_Task inputs:_
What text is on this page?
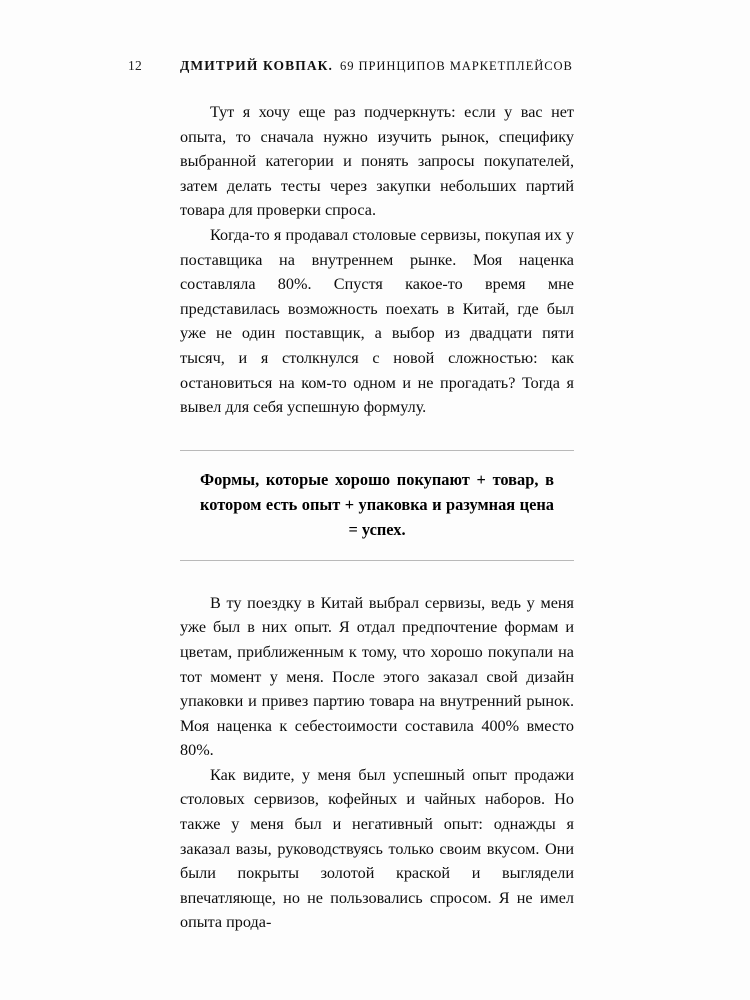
12	ДМИТРИЙ КОВПАК. 69 ПРИНЦИПОВ МАРКЕТПЛЕЙСОВ

Тут я хочу еще раз подчеркнуть: если у вас нет опыта, то сначала нужно изучить рынок, специфику выбранной категории и понять запросы покупателей, затем делать тесты через закупки небольших партий товара для проверки спроса.

Когда-то я продавал столовые сервизы, покупая их у поставщика на внутреннем рынке. Моя наценка составляла 80%. Спустя какое-то время мне представилась возможность поехать в Китай, где был уже не один поставщик, а выбор из двадцати пяти тысяч, и я столкнулся с новой сложностью: как остановиться на ком-то одном и не прогадать? Тогда я вывел для себя успешную формулу.

Формы, которые хорошо покупают + товар, в котором есть опыт + упаковка и разумная цена = успех.

В ту поездку в Китай выбрал сервизы, ведь у меня уже был в них опыт. Я отдал предпочтение формам и цветам, приближенным к тому, что хорошо покупали на тот момент у меня. После этого заказал свой дизайн упаковки и привез партию товара на внутренний рынок. Моя наценка к себестоимости составила 400% вместо 80%.

Как видите, у меня был успешный опыт продажи столовых сервизов, кофейных и чайных наборов. Но также у меня был и негативный опыт: однажды я заказал вазы, руководствуясь только своим вкусом. Они были покрыты золотой краской и выглядели впечатляюще, но не пользовались спросом. Я не имел опыта прода-
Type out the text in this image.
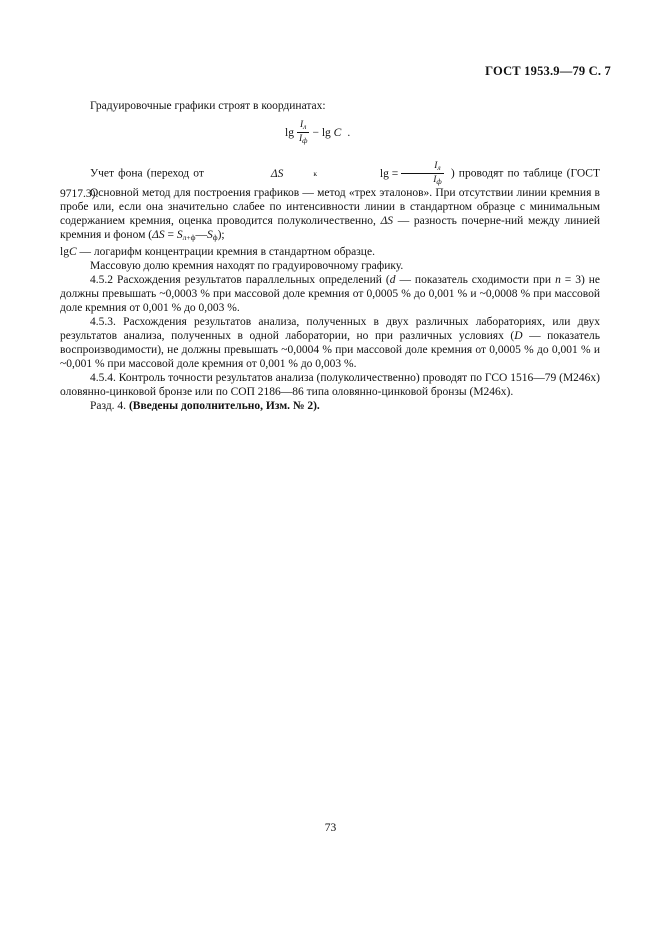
ГОСТ 1953.9—79 С. 7

Градуировочные графики строят в координатах:

$\lg \frac{I_л}{I_ф} - \lg$
C .

Учет фона (переход от	ΔS	к
	$\lg = \frac{I_л}{I_ф}$ ) проводят по таблице (ГОСТ 9717.3).

Основной метод для построения графиков — метод «трех эталонов». При отсутствии линии кремния в пробе или, если она значительно слабее по интенсивности линии в стандартном образце с минимальным содержанием кремния, оценка проводится полуколичественно, ΔS — разность почерне-ний между линией кремния и фоном $(\Delta S = S_{л+ф}—S_ф)$;

lgC — логарифм концентрации кремния в стандартном образце.

Массовую долю кремния находят по градуировочному графику.

4.5.2 Расхождения результатов параллельных определений (d — показатель сходимости при n = 3) не должны превышать ~0,0003 % при массовой доле кремния от 0,0005 % до 0,001 % и ~0,0008 % при массовой доле кремния от 0,001 % до 0,003 %.

4.5.3. Расхождения результатов анализа, полученных в двух различных лабораториях, или двух результатов анализа, полученных в одной лаборатории, но при различных условиях (D — показатель воспроизводимости), не должны превышать ~0,0004 % при массовой доле кремния от 0,0005 % до 0,001 % и ~0,001 % при массовой доле кремния от 0,001 % до 0,003 %.

4.5.4. Контроль точности результатов анализа (полуколичественно) проводят по ГСО 1516—79 (М246х) оловянно-цинковой бронзе или по СОП 2186—86 типа оловянно-цинковой бронзы (М246х).

Разд. 4. (Введены дополнительно, Изм. № 2).

73
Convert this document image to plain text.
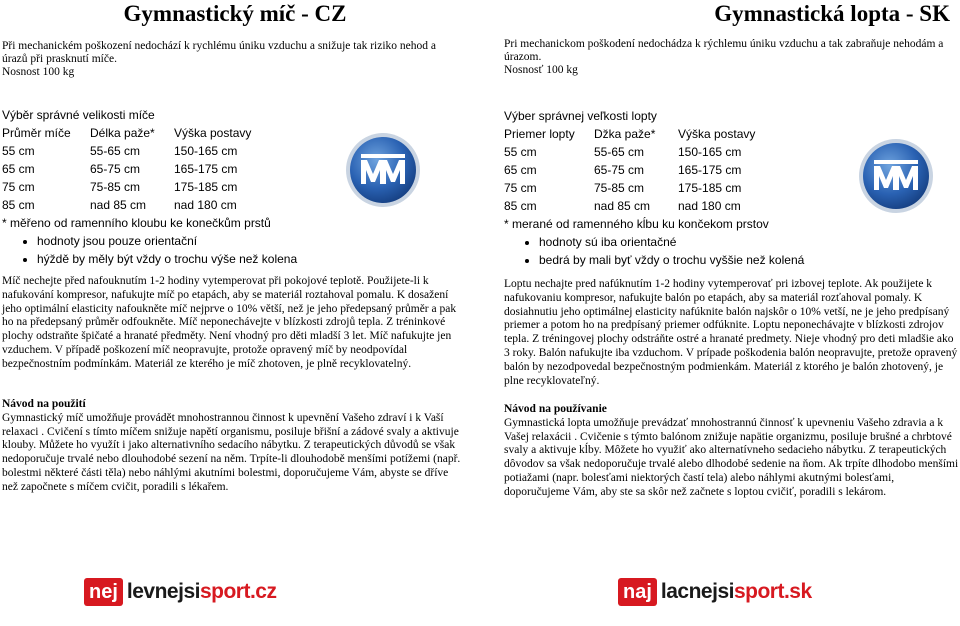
Gymnastický míč - CZ
Při mechanickém poškození nedochází k rychlému úniku vzduchu a snižuje tak riziko nehod a úrazů při prasknutí míče.
Nosnost 100 kg
Výběr správné velikosti míče
Průměr míče	Délka paže*	Výška postavy
55 cm	55-65 cm	150-165 cm
65 cm	65-75 cm	165-175 cm
75 cm	75-85 cm	175-185 cm
85 cm	nad 85 cm	nad 180 cm
* měřeno od ramenního kloubu ke konečkům prstů
• hodnoty jsou pouze orientační
• hýždě by měly být vždy o trochu výše než kolena
Míč nechejte před nafouknutím 1-2 hodiny vytemperovat při pokojové teplotě. Použijete-li k nafukování kompresor, nafukujte míč po etapách, aby se materiál roztahoval pomalu. K dosažení jeho optimální elasticity nafoukněte míč nejprve o 10% větší, než je jeho předepsaný průměr a pak ho na předepsaný průměr odfoukněte. Míč neponechávejte v blízkosti zdrojů tepla. Z tréninkové plochy odstraňte špičaté a hranaté předměty. Není vhodný pro děti mladší 3 let. Míč nafukujte jen vzduchem. V případě poškození míč neopravujte, protože opravený míč by neodpovídal bezpečnostním podmínkám. Materiál ze kterého je míč zhotoven, je plně recyklovatelný.
Návod na použití
Gymnastický míč umožňuje provádět mnohostrannou činnost k upevnění Vašeho zdraví i k Vaší relaxaci . Cvičení s tímto míčem snižuje napětí organismu, posiluje břišní a zádové svaly a aktivuje klouby. Můžete ho využít i jako alternativního sedacího nábytku. Z terapeutických důvodů se však nedoporučuje trvalé nebo dlouhodobé sezení na něm. Trpíte-li dlouhodobě menšími potížemi (např. bolestmi některé části těla) nebo náhlými akutními bolestmi, doporučujeme Vám, abyste se dříve než započnete s míčem cvičit, poradili s lékařem.
nej levnejsisport.cz
Gymnastická lopta - SK
Pri mechanickom poškodení nedochádza k rýchlemu úniku vzduchu a tak zabraňuje nehodám a úrazom.
Nosnosť 100 kg
Výber správnej veľkosti lopty
Priemer lopty	Džka paže*	Výška postavy
55 cm	55-65 cm	150-165 cm
65 cm	65-75 cm	165-175 cm
75 cm	75-85 cm	175-185 cm
85 cm	nad 85 cm	nad 180 cm
* merané od ramenného kĺbu ku končekom prstov
• hodnoty sú iba orientačné
• bedrá by mali byť vždy o trochu vyššie než kolená
Loptu nechajte pred nafúknutím 1-2 hodiny vytemperovať pri izbovej teplote. Ak použijete k nafukovaniu kompresor, nafukujte balón po etapách, aby sa materiál rozťahoval pomaly. K dosiahnutiu jeho optimálnej elasticity nafúknite balón najskôr o 10% vetší, ne je jeho predpísaný priemer a potom ho na predpísaný priemer odfúknite. Loptu neponechávajte v blízkosti zdrojov tepla. Z tréningovej plochy odstráňte ostré a hranaté predmety. Nieje vhodný pro deti mladšie ako 3 roky. Balón nafukujte iba vzduchom. V prípade poškodenia balón neopravujte, pretože opravený balón by nezodpovedal bezpečnostným podmienkám. Materiál z ktorého je balón zhotovený, je plne recyklovateľný.
Návod na používanie
Gymnastická lopta umožňuje prevádzať mnohostrannú činnosť k upevneniu Vašeho zdravia a k Vašej relaxácii . Cvičenie s týmto balónom znižuje napätie organizmu, posiluje brušné a chrbtové svaly a aktivuje kĺby. Môžete ho využiť ako alternatívneho sedacieho nábytku. Z terapeutických dôvodov sa však nedoporučuje trvalé alebo dlhodobé sedenie na ňom. Ak trpíte dlhodobo menšími potiažami (napr. bolesťami niektorých častí tela) alebo náhlymi akutnými bolesťami, doporučujeme Vám, aby ste sa skôr než začnete s loptou cvičiť, poradili s lekárom.
naj lacnejsisport.sk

_Problem:_ Pick out each line containing "Расхождения" and report it.

_Written answer:_
4.5.2 Расхождения результатов параллельных определений (d — показатель сходимости при n = 3) не должны превышать ~0,0003 % при массовой доле кремния от 0,0005 % до 0,001 % и ~0,0008 % при массовой доле кремния от 0,001 % до 0,003 %.
4.5.3. Расхождения результатов анализа, полученных в двух различных лабораториях, или двух результатов анализа, полученных в одной лаборатории, но при различных условиях (D — показатель воспроизводимости), не должны превышать ~0,0004 % при массовой доле кремния от 0,0005 % до 0,001 % и ~0,001 % при массовой доле кремния от 0,001 % до 0,003 %.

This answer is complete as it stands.